** DATA ENTRIES **
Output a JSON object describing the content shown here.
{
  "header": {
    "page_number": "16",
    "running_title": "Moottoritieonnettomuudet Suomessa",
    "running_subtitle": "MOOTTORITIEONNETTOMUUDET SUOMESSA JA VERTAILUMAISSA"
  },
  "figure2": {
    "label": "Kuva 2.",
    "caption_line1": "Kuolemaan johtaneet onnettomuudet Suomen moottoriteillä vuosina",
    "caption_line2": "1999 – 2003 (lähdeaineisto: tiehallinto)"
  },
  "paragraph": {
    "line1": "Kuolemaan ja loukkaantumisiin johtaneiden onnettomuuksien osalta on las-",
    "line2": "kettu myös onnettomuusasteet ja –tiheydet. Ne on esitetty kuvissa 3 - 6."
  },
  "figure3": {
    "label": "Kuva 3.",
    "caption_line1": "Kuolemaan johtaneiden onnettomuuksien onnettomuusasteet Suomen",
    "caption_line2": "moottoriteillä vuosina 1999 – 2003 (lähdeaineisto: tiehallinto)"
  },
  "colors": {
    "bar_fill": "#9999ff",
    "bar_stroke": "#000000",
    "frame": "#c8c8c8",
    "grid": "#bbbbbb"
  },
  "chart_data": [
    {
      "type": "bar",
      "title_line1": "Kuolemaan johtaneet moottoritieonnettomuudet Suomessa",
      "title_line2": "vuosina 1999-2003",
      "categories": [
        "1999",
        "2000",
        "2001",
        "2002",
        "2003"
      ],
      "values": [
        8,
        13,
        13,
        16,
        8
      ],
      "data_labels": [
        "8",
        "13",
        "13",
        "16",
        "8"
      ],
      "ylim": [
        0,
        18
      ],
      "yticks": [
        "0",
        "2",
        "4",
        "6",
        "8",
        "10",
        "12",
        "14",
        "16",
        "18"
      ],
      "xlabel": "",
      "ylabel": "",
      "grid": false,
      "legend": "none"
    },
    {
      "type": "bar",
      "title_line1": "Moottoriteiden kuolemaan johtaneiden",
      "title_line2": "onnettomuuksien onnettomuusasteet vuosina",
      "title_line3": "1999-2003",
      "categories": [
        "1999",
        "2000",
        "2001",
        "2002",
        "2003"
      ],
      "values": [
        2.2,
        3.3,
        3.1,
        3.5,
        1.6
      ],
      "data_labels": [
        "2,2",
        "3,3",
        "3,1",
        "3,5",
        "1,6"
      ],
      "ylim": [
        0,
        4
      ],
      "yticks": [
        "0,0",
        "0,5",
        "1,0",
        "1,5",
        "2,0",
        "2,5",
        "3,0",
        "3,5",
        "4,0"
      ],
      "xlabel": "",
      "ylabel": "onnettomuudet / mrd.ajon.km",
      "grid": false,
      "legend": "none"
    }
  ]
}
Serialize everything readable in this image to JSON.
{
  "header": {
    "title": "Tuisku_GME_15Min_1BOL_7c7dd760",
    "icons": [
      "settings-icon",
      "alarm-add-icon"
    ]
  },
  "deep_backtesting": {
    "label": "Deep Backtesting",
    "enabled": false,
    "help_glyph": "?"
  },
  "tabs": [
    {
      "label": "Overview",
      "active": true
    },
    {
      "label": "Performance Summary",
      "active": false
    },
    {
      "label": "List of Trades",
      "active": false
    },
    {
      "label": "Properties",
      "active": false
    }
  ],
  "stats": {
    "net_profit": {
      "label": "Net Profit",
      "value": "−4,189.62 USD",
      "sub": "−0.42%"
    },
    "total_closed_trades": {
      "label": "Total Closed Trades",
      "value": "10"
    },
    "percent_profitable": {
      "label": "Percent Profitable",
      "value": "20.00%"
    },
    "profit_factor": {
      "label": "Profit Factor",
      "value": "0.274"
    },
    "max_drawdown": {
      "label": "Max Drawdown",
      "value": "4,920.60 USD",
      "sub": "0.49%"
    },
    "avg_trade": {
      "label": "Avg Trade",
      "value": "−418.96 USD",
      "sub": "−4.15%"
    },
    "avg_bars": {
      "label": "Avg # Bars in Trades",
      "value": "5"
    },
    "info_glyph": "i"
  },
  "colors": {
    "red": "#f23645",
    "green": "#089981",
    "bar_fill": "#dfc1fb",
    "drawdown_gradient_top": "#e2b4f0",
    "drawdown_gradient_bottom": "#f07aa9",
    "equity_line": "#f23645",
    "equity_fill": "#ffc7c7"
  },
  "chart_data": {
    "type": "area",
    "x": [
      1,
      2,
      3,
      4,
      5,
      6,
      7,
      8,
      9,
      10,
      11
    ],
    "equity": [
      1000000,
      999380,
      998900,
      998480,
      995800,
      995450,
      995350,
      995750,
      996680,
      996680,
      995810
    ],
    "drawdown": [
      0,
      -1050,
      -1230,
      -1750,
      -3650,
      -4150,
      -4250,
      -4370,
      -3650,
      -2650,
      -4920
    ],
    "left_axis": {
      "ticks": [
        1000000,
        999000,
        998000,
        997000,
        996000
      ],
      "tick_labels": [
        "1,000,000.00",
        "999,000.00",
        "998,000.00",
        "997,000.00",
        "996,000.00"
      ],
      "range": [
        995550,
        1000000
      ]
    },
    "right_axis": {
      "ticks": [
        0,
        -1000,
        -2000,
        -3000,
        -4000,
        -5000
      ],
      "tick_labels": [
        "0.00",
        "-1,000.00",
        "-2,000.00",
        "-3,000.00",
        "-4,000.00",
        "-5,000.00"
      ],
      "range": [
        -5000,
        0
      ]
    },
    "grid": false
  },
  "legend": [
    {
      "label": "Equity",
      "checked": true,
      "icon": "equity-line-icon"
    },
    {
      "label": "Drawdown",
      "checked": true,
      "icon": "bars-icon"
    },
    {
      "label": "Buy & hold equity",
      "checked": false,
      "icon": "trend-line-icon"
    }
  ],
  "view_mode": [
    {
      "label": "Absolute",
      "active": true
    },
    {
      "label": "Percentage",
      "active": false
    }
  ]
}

** SHORT EXERCISE **
Look over the material above and show each line where "tiehallinto" appears.

** SOLUTION **
    "caption_line2": "1999 – 2003 (lähdeaineisto: tiehallinto)"
    "caption_line2": "moottoriteillä vuosina 1999 – 2003 (lähdeaineisto: tiehallinto)"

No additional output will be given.